>> start Data entries
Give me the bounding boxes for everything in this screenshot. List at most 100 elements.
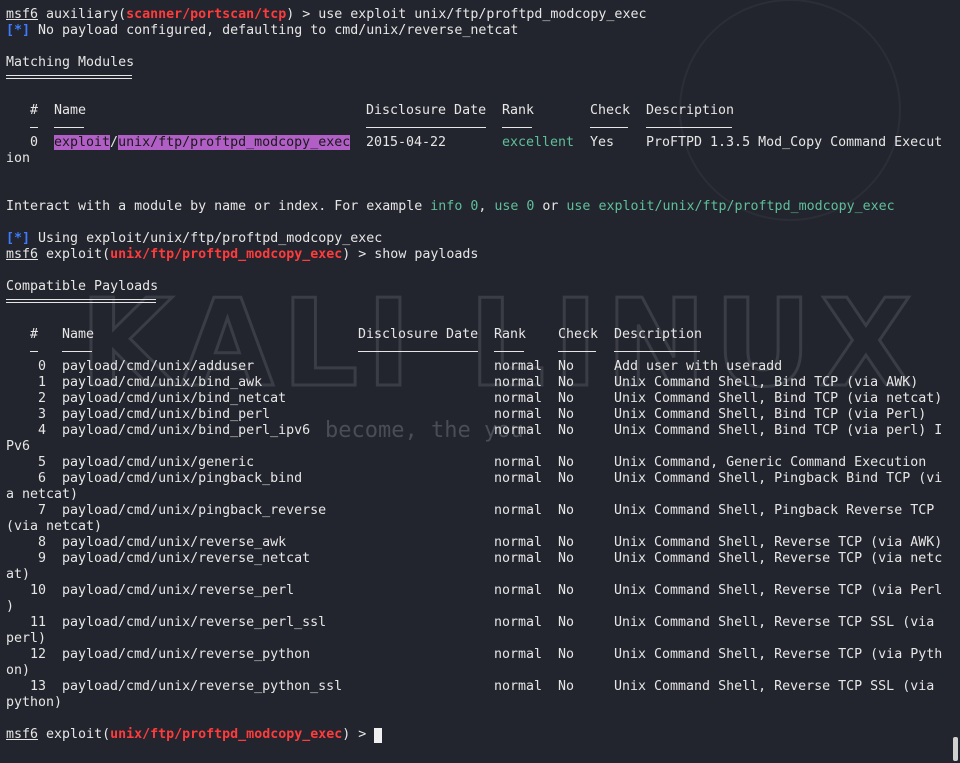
col-header-date: Disclosure Date	[366, 103, 487, 118]
payload-row-check: No	[558, 503, 575, 518]
payload-row-desc: Unix Command Shell, Reverse TCP (via Per…	[614, 583, 943, 598]
payload-row-num: 10	[30, 583, 47, 598]
payload-row-name[interactable]: payload/cmd/unix/bind_perl_ipv6	[62, 423, 310, 439]
payload-row-desc: Unix Command Shell, Reverse TCP (via net…	[614, 551, 943, 566]
module-path-highlight: unix/ftp/proftpd_modcopy_exec	[118, 135, 351, 150]
payload-row-name[interactable]: payload/cmd/unix/reverse_perl	[62, 583, 294, 599]
title-underline	[6, 75, 132, 76]
payload-row-desc: Unix Command, Generic Command Execution	[614, 455, 927, 470]
prompt-prefix: exploit(	[38, 247, 111, 262]
module-row-num: 0	[30, 135, 39, 150]
prompt-module: scanner/portscan/tcp	[126, 7, 287, 22]
info-line-1: [*] No payload configured, defaulting to…	[6, 23, 518, 39]
payload-row-rank: normal	[494, 535, 543, 550]
payload-row-check: No	[558, 615, 575, 630]
payload-row-name[interactable]: payload/cmd/unix/reverse_perl_ssl	[62, 615, 326, 631]
payload-row-desc: Unix Command Shell, Reverse TCP SSL (via	[614, 679, 935, 694]
payload-row-check: No	[558, 679, 575, 694]
payload-row-desc: Unix Command Shell, Bind TCP (via Perl)	[614, 407, 927, 422]
header-underline	[54, 127, 84, 128]
module-path-separator: /	[110, 135, 119, 150]
module-row-rank: excellent	[502, 135, 575, 150]
info-text: No payload configured, defaulting to cmd…	[30, 23, 519, 38]
hint-example-use-path: use exploit/unix/ftp/proftpd_modcopy_exe…	[566, 199, 895, 214]
col-header-check: Check	[590, 103, 631, 118]
header-underline	[558, 351, 596, 352]
payload-row-rank: normal	[494, 471, 543, 486]
payload-row-num: 0	[37, 359, 46, 374]
payload-row-name[interactable]: payload/cmd/unix/reverse_python	[62, 647, 310, 663]
payload-row-name[interactable]: payload/cmd/unix/reverse_awk	[62, 535, 286, 551]
module-row-date: 2015-04-22	[366, 135, 447, 150]
payload-row-check: No	[558, 535, 575, 550]
hint-text: or	[534, 199, 567, 214]
payload-row-check: No	[558, 583, 575, 598]
info-line-2: [*] Using exploit/unix/ftp/proftpd_modco…	[6, 231, 382, 247]
payload-row-desc-wrap: python)	[6, 695, 63, 710]
hint-example-use: use 0	[494, 199, 535, 214]
payload-row-num: 6	[37, 471, 46, 486]
payload-row-desc-wrap: at)	[6, 567, 31, 582]
payload-row-rank: normal	[494, 359, 543, 374]
payload-row-desc: Unix Command Shell, Reverse TCP (via Pyt…	[614, 647, 943, 662]
payload-row-desc: Unix Command Shell, Bind TCP (via netcat…	[614, 391, 943, 406]
payload-row-check: No	[558, 455, 575, 470]
scrollbar-thumb[interactable]	[953, 737, 958, 761]
prompt-suffix: ) >	[342, 247, 375, 262]
prompt-line-3[interactable]: msf6 exploit(unix/ftp/proftpd_modcopy_ex…	[6, 727, 374, 743]
payload-row-name[interactable]: payload/cmd/unix/pingback_bind	[62, 471, 302, 487]
payload-row-num: 1	[37, 375, 46, 390]
payload-row-desc-wrap: (via netcat)	[6, 519, 103, 534]
prompt-user: msf6	[6, 7, 39, 22]
payload-row-check: No	[558, 551, 575, 566]
payload-row-check: No	[558, 359, 575, 374]
col-header-rank: Rank	[502, 103, 535, 118]
interact-hint-line: Interact with a module by name or index.…	[6, 199, 895, 215]
payload-row-desc-wrap: on)	[6, 663, 31, 678]
payload-row-num: 5	[37, 455, 46, 470]
header-underline	[614, 351, 700, 352]
payload-row-rank: normal	[494, 407, 543, 422]
payload-row-desc-wrap: perl)	[6, 631, 47, 646]
payload-row-name[interactable]: payload/cmd/unix/pingback_reverse	[62, 503, 326, 519]
payload-row-desc-wrap: )	[6, 599, 15, 614]
payload-header-num: #	[30, 327, 39, 342]
payload-header-name: Name	[62, 327, 95, 342]
payload-row-desc: Unix Command Shell, Pingback Bind TCP (v…	[614, 471, 943, 486]
module-row-check: Yes	[590, 135, 615, 150]
payload-row-num: 4	[37, 423, 46, 438]
payload-row-desc: Unix Command Shell, Reverse TCP (via AWK…	[614, 535, 943, 550]
terminal-window[interactable]: KALI LINUX become, the you msf6 auxiliar…	[0, 0, 960, 763]
payload-header-check: Check	[558, 327, 599, 342]
payload-row-name[interactable]: payload/cmd/unix/adduser	[62, 359, 254, 375]
header-underline	[30, 127, 38, 128]
module-row-name[interactable]: exploit/unix/ftp/proftpd_modcopy_exec	[54, 135, 351, 151]
payload-row-rank: normal	[494, 679, 543, 694]
hint-text: Interact with a module by name or index.…	[6, 199, 431, 214]
payload-row-num: 12	[30, 647, 47, 662]
payload-row-name[interactable]: payload/cmd/unix/reverse_python_ssl	[62, 679, 342, 695]
payload-row-rank: normal	[494, 423, 543, 438]
payload-row-rank: normal	[494, 455, 543, 470]
payload-row-num: 13	[30, 679, 47, 694]
payload-row-desc: Unix Command Shell, Bind TCP (via AWK)	[614, 375, 919, 390]
payload-row-rank: normal	[494, 583, 543, 598]
payload-row-name[interactable]: payload/cmd/unix/generic	[62, 455, 254, 471]
hint-text: ,	[478, 199, 495, 214]
title-underline	[6, 78, 132, 79]
payload-row-rank: normal	[494, 615, 543, 630]
module-type-highlight: exploit	[54, 135, 111, 150]
payload-row-check: No	[558, 471, 575, 486]
payload-row-name[interactable]: payload/cmd/unix/reverse_netcat	[62, 551, 310, 567]
header-underline	[646, 127, 732, 128]
payload-header-desc: Description	[614, 327, 703, 342]
payload-row-name[interactable]: payload/cmd/unix/bind_awk	[62, 375, 262, 391]
payload-row-name[interactable]: payload/cmd/unix/bind_perl	[62, 407, 270, 423]
prompt-suffix: ) >	[286, 7, 319, 22]
prompt-prefix: exploit(	[38, 727, 111, 742]
payload-row-name[interactable]: payload/cmd/unix/bind_netcat	[62, 391, 286, 407]
payload-row-rank: normal	[494, 551, 543, 566]
payload-row-desc: Unix Command Shell, Bind TCP (via perl) …	[614, 423, 943, 438]
module-row-desc-wrap: ion	[6, 151, 31, 166]
payload-row-num: 2	[37, 391, 46, 406]
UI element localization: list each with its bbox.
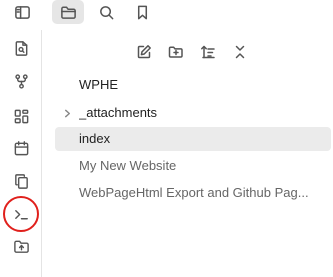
ribbon-terminal-button[interactable] xyxy=(9,202,33,226)
ribbon-file-search-button[interactable] xyxy=(9,36,33,60)
vault-name[interactable]: WPHE xyxy=(55,73,331,97)
copy-icon xyxy=(14,173,28,189)
ribbon-templates-button[interactable] xyxy=(9,169,33,193)
ribbon-daily-note-button[interactable] xyxy=(9,136,33,160)
sort-icon xyxy=(201,45,215,59)
collapse-all-icon xyxy=(235,45,245,59)
git-fork-icon xyxy=(14,73,28,89)
new-folder-button[interactable] xyxy=(166,42,186,62)
tree-item-label: WebPageHtml Export and Github Pag... xyxy=(79,185,309,200)
layout-dashboard-icon xyxy=(14,109,28,123)
terminal-icon xyxy=(14,209,28,219)
bookmarks-tab-button[interactable] xyxy=(128,0,156,24)
tree-item-label: index xyxy=(79,131,111,146)
new-folder-icon xyxy=(168,46,183,58)
tree-item-webpagehtml-export[interactable]: WebPageHtml Export and Github Pag... xyxy=(55,181,331,205)
tree-item-label: _attachments xyxy=(79,105,158,120)
search-icon xyxy=(99,5,113,19)
search-tab-button[interactable] xyxy=(92,0,120,24)
tree-item-attachments-folder[interactable]: _attachments xyxy=(55,101,331,125)
files-tab-button[interactable] xyxy=(52,0,84,24)
sidebar-toggle-button[interactable] xyxy=(8,0,36,24)
file-search-icon xyxy=(15,40,27,56)
tree-item-index[interactable]: index xyxy=(55,127,331,151)
new-note-icon xyxy=(137,45,151,59)
chevron-right-icon[interactable] xyxy=(61,106,73,120)
calendar-icon xyxy=(14,140,28,155)
tree-item-my-new-website[interactable]: My New Website xyxy=(55,154,331,178)
left-ribbon xyxy=(0,30,42,277)
folder-icon xyxy=(60,6,76,19)
vault-name-label: WPHE xyxy=(79,77,118,92)
tree-item-label: My New Website xyxy=(79,158,177,173)
collapse-all-button[interactable] xyxy=(230,42,250,62)
bookmark-icon xyxy=(137,5,147,19)
new-note-button[interactable] xyxy=(134,42,154,62)
ribbon-canvas-button[interactable] xyxy=(9,104,33,128)
ribbon-graph-button[interactable] xyxy=(9,69,33,93)
folder-upload-icon xyxy=(13,240,29,253)
ribbon-export-button[interactable] xyxy=(9,234,33,258)
top-tab-bar xyxy=(0,0,333,26)
sort-button[interactable] xyxy=(198,42,218,62)
sidebar-toggle-icon xyxy=(14,5,30,19)
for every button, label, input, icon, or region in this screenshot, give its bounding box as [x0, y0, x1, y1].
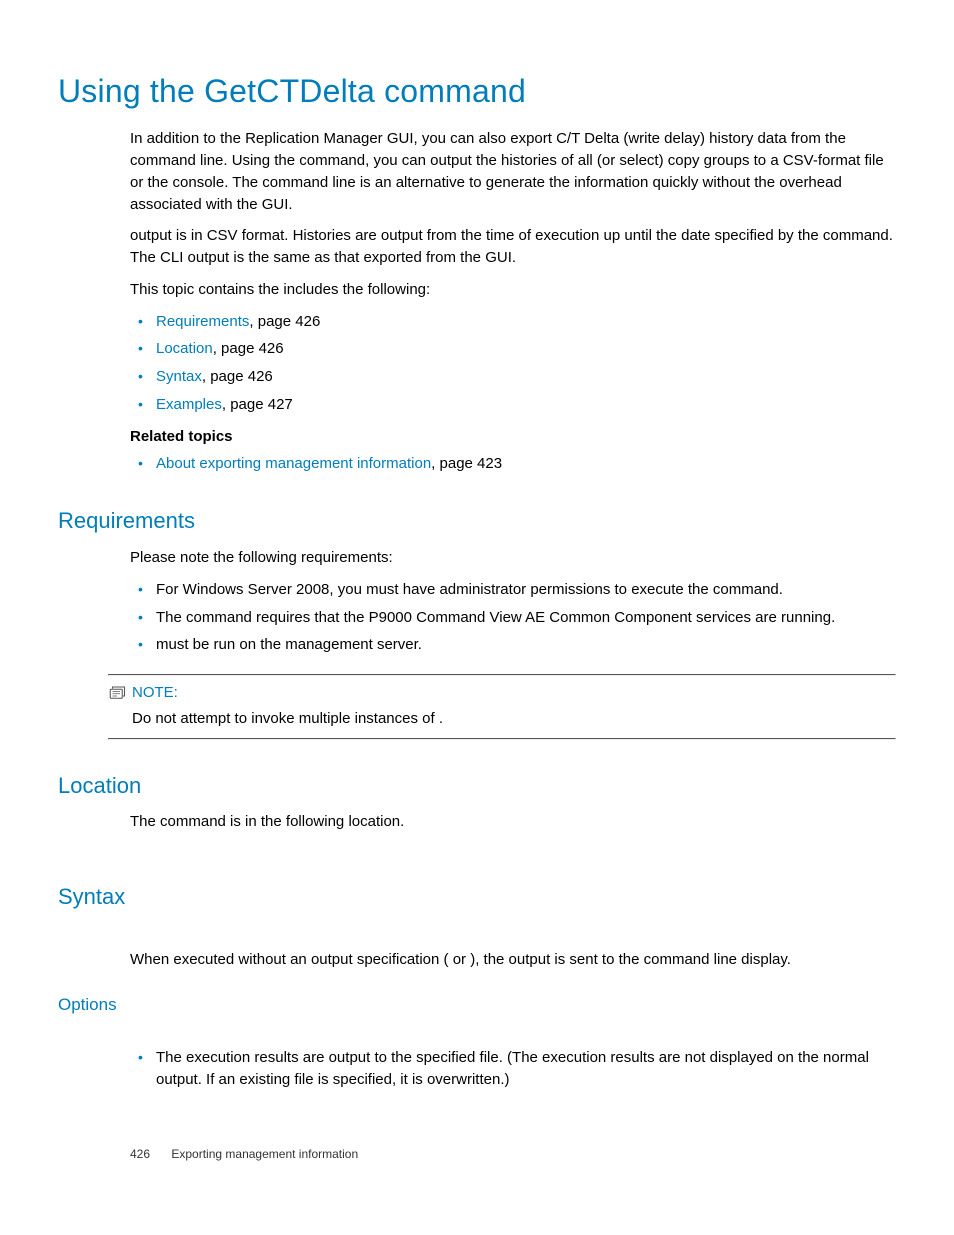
>> end Data entries
• _Short task_: Put everything from the line containing "103, 487, 118]" down to the line containing "135, 119, 150]", both ends included, into a numbered list. Leave out any blank lines.

• _Result of this task_:
1. col-header-date: Disclosure Date	[366, 103, 487, 118]
2. payload-row-check: No	[558, 503, 575, 518]
3. payload-row-desc: Unix Command Shell, Reverse TCP (via Per…	[614, 583, 943, 598]
4. payload-row-num: 10	[30, 583, 47, 598]
5. payload-row-name[interactable]: payload/cmd/unix/bind_perl_ipv6	[62, 423, 310, 439]
6. payload-row-desc: Unix Command Shell, Reverse TCP (via net…	[614, 551, 943, 566]
7. module-path-highlight: unix/ftp/proftpd_modcopy_exec	[118, 135, 351, 150]
8. payload-row-name[interactable]: payload/cmd/unix/reverse_perl	[62, 583, 294, 599]
9. title-underline	[6, 75, 132, 76]
10. payload-row-desc: Unix Command, Generic Command Execution	[614, 455, 927, 470]
11. prompt-prefix: exploit(	[38, 247, 111, 262]
12. module-row-num: 0	[30, 135, 39, 150]
13. prompt-module: scanner/portscan/tcp	[126, 7, 287, 22]
14. info-line-1: [*] No payload configured, defaulting to…	[6, 23, 518, 39]
15. payload-row-rank: normal	[494, 535, 543, 550]
16. payload-row-check: No	[558, 615, 575, 630]
17. payload-row-name[interactable]: payload/cmd/unix/reverse_perl_ssl	[62, 615, 326, 631]
18. payload-row-desc: Unix Command Shell, Reverse TCP SSL (via	[614, 679, 935, 694]
19. payload-row-check: No	[558, 679, 575, 694]
20. payload-row-desc: Unix Command Shell, Bind TCP (via Perl)	[614, 407, 927, 422]
21. header-underline	[54, 127, 84, 128]
22. module-path-separator: /	[110, 135, 119, 150]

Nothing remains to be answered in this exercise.